**PASSAGE**
BEGIN

Cyber Incident Victim: Louisiana State Government
Date:
Nov 2019
Location:
United States of America
Summary
A ransomware attack impacted Louisiana state government systems, prompting immediate containment efforts by the Office of Technology Services. Proactive security measures, including server shutdowns to limit infection spread, caused temporary disruptions to email services, public websites, and internal applications, with some employees resorting to personal Gmail accounts for communication. While public-facing websites were restored promptly, certain internal systems remained offline for extended recovery. The state's coordinated response leveraged prior cybersecurity preparedness, including a commission established following earlier incidents, avoiding the need for a state of emergency this time due to effective mitigation.
| CIA Posture | Motives | Tactics, Techniques & Procedures |
|---|---|---|
| Available to members | 1 motive | 1 technique |
| Threat Actors | Type | Location |
|---|---|---|
| 0 actors | Available to members | Available to members |
Description
On November 18, 2019, Louisiana's Office of Technology Services identified a ransomware attack targeting state government servers. Governor John Bel Edwards confirmed the threat affected a subset of servers but did not compromise all systems. OTS immediately activated established security protocols, deliberately taking affected servers offline to contain the malware's spread. This containment strategy caused widespread service interruptions across multiple state functions before the ransomware itself could inflict further damage. Email systems, public-facing websites, and internal applications became inaccessible during the shutdown. Agencies impacted included the Governor's office, the Legislature, and the Office of Motor Vehicles, as reported by local media outlet WAFB9. Some state employees temporarily shifted communications to personal Gmail accounts due to email outages. The governor emphasized that service disruptions stemmed from proactive defensive measures rather than direct effects of the ransomware payload. While public websites were restored relatively quickly, officials anticipated certain internal applications could remain offline for several days during recovery efforts.
The incident's full impact on Louisiana's internal networks remained unclear at the time of reporting, though no further ransomware spread occurred after containment. State officials prioritized restoring public access to essential services while conducting forensic analysis on affected systems. Louisiana's Cybersecurity Commission, established in 2017, coordinated the response, building on experience gained from ransomware attacks targeting three school districts earlier that same year. Those prior incidents had prompted Governor Edwards to declare a statewide emergency, a measure deemed unnecessary during this event due to faster containment. The state's decision to preemptively power down servers reflected updated protocols developed after the school district attacks. This approach limited operational damage despite causing intentional temporary outages. Recovery efforts proceeded with some restored functionality already confirmed at the time of initial reports, though full restoration of internal systems required additional time for security verification and data integrity checks.

END

**QUESTIONS**
1. Please rewrite the paragraph of the Louisiana ransomware report that begins "The incident's full impact" as a shorter list, keeping its main facts.
2. In the Louisiana ransomware report, what outlet reported that the Governor's office, the Legislature, and the Office of Motor Vehicles were affected?

**PROVIDED DATA**

BEGIN

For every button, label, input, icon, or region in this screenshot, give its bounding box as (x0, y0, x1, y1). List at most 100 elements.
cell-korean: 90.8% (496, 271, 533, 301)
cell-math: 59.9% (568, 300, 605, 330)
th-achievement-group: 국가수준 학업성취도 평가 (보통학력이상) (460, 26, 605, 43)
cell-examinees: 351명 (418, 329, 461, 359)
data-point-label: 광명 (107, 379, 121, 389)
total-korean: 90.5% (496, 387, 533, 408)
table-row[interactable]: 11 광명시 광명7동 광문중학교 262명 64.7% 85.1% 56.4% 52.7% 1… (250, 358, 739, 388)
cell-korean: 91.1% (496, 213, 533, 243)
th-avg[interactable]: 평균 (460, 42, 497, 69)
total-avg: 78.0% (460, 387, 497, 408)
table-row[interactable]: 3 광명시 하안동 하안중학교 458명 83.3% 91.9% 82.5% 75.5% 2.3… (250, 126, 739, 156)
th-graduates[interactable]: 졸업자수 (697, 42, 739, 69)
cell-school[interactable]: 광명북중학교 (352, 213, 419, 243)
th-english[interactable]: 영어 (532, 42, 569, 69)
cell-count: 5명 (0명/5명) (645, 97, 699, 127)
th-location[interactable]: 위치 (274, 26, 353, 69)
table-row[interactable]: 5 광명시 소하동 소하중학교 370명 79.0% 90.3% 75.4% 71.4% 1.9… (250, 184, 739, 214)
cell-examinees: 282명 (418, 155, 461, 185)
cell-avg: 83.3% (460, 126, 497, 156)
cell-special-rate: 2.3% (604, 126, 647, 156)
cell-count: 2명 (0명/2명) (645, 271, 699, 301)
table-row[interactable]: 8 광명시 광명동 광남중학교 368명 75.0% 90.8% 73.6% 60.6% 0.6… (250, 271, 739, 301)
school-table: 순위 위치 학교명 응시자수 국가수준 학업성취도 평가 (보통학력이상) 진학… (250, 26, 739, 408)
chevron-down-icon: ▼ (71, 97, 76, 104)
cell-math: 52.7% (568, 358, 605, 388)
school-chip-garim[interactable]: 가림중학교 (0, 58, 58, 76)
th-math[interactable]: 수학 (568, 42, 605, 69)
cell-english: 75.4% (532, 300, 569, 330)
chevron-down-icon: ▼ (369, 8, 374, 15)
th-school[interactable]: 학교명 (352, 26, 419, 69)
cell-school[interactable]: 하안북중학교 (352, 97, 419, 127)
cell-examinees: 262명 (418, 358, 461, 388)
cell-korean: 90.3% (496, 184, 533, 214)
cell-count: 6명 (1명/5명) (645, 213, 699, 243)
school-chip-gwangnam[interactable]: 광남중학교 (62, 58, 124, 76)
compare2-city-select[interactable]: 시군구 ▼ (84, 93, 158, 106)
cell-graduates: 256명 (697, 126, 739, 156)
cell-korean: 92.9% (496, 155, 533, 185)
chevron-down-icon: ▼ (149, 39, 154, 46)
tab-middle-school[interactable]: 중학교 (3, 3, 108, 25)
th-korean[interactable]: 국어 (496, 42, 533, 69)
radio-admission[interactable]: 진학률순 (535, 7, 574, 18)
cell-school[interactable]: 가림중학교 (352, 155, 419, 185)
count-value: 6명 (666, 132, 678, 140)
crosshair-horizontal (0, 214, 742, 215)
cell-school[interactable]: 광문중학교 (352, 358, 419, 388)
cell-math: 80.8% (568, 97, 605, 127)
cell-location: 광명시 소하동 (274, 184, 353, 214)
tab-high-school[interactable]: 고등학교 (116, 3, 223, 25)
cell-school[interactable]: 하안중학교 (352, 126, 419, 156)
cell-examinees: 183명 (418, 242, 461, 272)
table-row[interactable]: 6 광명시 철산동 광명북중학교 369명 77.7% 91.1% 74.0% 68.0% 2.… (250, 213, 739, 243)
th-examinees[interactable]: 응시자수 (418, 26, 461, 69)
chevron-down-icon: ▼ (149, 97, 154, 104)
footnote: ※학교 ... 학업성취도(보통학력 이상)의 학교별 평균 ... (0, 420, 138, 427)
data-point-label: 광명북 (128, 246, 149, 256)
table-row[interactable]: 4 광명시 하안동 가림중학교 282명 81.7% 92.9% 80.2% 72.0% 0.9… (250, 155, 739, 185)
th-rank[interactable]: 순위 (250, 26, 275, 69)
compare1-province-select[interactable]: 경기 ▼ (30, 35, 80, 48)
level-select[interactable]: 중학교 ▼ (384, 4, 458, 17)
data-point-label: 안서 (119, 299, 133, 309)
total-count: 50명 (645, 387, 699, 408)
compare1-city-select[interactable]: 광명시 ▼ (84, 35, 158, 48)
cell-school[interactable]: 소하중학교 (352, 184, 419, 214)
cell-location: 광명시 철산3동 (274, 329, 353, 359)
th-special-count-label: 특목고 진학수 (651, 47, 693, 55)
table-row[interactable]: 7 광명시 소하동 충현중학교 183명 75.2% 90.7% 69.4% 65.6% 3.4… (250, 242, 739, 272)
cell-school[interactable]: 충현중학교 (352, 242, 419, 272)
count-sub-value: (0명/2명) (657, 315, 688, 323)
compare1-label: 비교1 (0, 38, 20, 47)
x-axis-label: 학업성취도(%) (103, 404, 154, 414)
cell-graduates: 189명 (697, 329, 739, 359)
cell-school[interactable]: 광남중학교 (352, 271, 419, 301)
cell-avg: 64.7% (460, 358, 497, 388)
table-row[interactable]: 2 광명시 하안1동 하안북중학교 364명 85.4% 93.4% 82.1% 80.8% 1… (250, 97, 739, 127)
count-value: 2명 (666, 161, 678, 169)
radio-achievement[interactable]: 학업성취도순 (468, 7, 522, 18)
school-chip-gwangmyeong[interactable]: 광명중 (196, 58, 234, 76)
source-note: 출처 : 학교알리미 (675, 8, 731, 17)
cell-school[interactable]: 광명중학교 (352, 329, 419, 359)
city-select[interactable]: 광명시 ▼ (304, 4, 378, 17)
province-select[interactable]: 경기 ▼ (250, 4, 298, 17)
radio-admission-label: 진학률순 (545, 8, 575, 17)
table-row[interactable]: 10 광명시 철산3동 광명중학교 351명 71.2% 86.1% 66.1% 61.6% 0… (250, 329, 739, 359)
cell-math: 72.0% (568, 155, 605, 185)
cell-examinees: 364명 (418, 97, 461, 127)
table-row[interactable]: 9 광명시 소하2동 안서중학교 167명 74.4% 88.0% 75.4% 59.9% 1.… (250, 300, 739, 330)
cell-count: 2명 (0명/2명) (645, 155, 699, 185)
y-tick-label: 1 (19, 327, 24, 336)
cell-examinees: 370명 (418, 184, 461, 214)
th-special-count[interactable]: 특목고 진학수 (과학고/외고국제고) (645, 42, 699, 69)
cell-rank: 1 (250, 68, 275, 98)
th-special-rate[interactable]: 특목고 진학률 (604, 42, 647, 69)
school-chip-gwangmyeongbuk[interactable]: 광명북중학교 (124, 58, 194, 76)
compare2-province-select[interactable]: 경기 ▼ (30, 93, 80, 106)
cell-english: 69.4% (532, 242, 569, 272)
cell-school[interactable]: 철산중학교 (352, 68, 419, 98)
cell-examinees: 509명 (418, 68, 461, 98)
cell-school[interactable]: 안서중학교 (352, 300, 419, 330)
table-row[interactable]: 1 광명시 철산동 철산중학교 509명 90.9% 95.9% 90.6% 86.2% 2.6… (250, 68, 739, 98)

END

**ANSWERS TO THIS EXERCISE**
1.
- The full impact on Louisiana's internal networks was unclear when reported, but the ransomware did not spread after containment.
- Officials put restoring public access to essential services first while running forensic analysis on affected systems.
- Louisiana's Cybersecurity Commission, set up in 2017, coordinated the response, drawing on ransomware attacks against three school districts earlier that year.
- Those earlier attacks led Governor Edwards to declare a statewide emergency, which was not needed this time because containment was faster.
- Shutting down servers ahead of time followed updated protocols written after the school district attacks, limiting damage at the cost of planned temporary outages.
- Some functions were already restored in the first reports, but internal systems needed more time for security verification and data integrity checks.

2. The local media outlet WAFB9.